■ **PROBLEM DESCRIPTION**
Search the data for the string "Status" and extract every line where it appears.

Extracts from a graphics dataset:
## start

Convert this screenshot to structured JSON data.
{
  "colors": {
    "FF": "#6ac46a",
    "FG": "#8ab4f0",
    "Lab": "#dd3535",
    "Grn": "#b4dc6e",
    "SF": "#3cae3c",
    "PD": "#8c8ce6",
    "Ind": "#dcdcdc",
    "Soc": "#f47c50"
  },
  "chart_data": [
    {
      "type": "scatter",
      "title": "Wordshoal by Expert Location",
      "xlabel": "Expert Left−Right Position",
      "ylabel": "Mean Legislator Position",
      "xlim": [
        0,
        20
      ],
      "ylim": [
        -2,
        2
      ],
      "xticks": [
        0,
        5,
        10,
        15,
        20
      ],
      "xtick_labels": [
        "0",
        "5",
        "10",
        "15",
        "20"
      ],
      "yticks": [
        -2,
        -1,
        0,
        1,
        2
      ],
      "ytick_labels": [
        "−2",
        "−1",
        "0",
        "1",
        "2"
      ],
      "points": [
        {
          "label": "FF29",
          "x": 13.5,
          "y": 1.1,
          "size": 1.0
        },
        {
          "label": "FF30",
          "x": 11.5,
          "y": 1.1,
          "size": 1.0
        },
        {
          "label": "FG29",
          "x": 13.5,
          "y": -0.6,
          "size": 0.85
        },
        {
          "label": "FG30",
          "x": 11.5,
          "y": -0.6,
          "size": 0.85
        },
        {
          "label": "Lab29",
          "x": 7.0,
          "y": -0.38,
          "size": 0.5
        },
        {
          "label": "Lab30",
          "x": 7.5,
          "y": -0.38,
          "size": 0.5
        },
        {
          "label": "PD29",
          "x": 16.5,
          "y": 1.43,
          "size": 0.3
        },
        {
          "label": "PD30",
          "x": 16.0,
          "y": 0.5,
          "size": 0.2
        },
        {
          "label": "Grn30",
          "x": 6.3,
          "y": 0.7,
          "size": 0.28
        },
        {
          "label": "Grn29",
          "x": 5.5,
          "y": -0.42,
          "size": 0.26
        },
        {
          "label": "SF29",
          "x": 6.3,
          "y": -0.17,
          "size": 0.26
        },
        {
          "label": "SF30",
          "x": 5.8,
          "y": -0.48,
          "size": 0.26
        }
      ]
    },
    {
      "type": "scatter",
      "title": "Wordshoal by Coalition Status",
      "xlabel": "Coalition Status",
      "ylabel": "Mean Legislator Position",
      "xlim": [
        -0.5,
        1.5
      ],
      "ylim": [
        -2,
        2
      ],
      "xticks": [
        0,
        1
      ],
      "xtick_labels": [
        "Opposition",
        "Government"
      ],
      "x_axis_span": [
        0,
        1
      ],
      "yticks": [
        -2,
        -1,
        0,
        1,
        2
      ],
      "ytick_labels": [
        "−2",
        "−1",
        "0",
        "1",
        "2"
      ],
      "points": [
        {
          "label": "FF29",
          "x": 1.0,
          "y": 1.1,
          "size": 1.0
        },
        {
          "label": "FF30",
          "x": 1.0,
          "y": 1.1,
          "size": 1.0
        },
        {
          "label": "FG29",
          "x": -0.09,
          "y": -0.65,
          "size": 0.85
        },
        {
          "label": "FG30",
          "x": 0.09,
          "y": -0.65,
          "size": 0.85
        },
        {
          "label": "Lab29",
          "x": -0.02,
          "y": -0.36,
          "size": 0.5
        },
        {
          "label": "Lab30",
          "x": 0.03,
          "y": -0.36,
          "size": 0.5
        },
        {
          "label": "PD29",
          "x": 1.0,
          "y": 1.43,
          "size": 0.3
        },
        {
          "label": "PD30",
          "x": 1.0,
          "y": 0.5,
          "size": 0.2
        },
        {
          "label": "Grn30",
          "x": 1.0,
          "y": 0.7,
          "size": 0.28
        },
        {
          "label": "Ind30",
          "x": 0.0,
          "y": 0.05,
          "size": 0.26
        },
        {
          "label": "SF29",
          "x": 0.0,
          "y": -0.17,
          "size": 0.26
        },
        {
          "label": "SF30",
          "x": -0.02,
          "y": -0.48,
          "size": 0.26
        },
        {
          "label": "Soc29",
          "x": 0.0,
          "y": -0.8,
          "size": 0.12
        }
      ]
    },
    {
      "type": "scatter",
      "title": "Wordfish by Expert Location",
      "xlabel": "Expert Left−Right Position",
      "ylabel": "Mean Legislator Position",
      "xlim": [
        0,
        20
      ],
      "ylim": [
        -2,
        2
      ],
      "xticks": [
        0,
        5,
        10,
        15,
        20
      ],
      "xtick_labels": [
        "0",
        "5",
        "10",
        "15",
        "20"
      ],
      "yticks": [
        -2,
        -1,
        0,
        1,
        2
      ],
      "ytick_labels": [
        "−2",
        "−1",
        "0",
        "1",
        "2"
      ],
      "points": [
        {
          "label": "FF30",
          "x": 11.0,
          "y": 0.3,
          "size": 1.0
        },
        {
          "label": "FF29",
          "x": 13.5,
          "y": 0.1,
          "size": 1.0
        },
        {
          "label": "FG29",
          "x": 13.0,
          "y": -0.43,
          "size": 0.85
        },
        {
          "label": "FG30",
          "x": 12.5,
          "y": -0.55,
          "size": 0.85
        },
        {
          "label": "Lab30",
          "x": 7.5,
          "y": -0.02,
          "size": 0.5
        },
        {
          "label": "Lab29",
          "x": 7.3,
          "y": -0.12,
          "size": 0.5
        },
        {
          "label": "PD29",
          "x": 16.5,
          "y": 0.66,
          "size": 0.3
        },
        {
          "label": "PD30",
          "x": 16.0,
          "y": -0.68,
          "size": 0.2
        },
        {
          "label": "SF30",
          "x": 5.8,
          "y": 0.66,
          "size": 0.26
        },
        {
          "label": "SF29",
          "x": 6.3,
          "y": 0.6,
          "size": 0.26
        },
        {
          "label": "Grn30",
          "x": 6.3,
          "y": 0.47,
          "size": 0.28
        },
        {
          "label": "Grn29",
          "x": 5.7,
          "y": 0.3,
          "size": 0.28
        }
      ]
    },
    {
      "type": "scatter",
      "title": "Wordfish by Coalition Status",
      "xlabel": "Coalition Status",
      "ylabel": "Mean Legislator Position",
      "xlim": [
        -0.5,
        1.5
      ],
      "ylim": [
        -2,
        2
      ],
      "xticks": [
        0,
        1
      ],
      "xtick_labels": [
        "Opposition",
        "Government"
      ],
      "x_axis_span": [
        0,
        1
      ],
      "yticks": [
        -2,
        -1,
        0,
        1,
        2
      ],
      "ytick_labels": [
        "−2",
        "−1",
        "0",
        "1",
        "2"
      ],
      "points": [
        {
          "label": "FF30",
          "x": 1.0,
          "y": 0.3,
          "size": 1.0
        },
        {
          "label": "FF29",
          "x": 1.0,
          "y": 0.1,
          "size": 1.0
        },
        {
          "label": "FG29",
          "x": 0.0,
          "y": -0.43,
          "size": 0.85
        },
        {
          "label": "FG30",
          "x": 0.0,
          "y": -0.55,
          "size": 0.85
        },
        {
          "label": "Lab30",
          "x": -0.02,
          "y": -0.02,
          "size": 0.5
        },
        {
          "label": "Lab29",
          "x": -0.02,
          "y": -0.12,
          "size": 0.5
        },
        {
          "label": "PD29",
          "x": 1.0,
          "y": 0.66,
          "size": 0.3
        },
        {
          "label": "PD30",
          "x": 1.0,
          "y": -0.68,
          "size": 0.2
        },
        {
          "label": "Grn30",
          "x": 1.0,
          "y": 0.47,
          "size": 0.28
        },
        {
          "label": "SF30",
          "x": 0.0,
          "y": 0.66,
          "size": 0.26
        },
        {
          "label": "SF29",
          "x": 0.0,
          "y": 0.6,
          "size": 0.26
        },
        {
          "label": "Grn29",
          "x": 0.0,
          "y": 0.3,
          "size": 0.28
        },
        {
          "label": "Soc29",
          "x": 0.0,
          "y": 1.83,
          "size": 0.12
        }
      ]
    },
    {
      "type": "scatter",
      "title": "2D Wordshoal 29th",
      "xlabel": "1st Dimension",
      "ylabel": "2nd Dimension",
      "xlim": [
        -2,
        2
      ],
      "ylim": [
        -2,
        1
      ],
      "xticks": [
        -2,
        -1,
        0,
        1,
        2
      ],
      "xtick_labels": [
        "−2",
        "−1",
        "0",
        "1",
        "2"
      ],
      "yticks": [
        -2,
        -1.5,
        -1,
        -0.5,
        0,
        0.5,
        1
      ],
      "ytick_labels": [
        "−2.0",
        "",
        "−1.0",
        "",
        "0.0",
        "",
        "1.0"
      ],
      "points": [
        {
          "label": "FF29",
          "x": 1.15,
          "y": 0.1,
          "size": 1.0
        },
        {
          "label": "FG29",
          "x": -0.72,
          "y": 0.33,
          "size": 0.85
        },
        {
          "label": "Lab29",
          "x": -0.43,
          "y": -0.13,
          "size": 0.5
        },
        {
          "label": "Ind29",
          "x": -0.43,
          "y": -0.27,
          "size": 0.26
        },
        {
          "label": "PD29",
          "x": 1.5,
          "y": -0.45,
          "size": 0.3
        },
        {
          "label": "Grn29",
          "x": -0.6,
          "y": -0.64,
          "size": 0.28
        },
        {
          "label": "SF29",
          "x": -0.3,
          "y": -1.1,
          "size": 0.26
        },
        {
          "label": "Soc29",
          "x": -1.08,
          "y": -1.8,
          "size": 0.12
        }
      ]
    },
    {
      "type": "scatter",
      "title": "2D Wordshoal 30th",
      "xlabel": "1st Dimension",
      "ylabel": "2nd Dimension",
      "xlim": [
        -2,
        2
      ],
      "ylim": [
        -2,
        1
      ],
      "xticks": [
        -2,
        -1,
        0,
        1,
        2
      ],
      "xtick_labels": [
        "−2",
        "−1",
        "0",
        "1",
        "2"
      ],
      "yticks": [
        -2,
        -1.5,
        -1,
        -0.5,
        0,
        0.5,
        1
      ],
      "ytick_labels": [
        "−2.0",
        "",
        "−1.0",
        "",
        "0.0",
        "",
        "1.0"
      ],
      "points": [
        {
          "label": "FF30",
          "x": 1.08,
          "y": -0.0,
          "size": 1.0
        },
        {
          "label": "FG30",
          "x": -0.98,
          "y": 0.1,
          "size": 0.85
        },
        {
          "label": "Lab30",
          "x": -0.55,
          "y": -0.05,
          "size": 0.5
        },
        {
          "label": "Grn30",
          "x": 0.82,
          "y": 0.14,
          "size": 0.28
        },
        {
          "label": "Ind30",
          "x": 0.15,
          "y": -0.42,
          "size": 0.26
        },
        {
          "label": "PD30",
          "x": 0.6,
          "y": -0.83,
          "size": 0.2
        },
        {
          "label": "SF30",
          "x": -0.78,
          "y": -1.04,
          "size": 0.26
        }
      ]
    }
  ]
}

## end

■ **WRITTEN SOLUTION**
      "title": "Wordshoal by Coalition Status",
      "xlabel": "Coalition Status",
      "title": "Wordfish by Coalition Status",
      "xlabel": "Coalition Status",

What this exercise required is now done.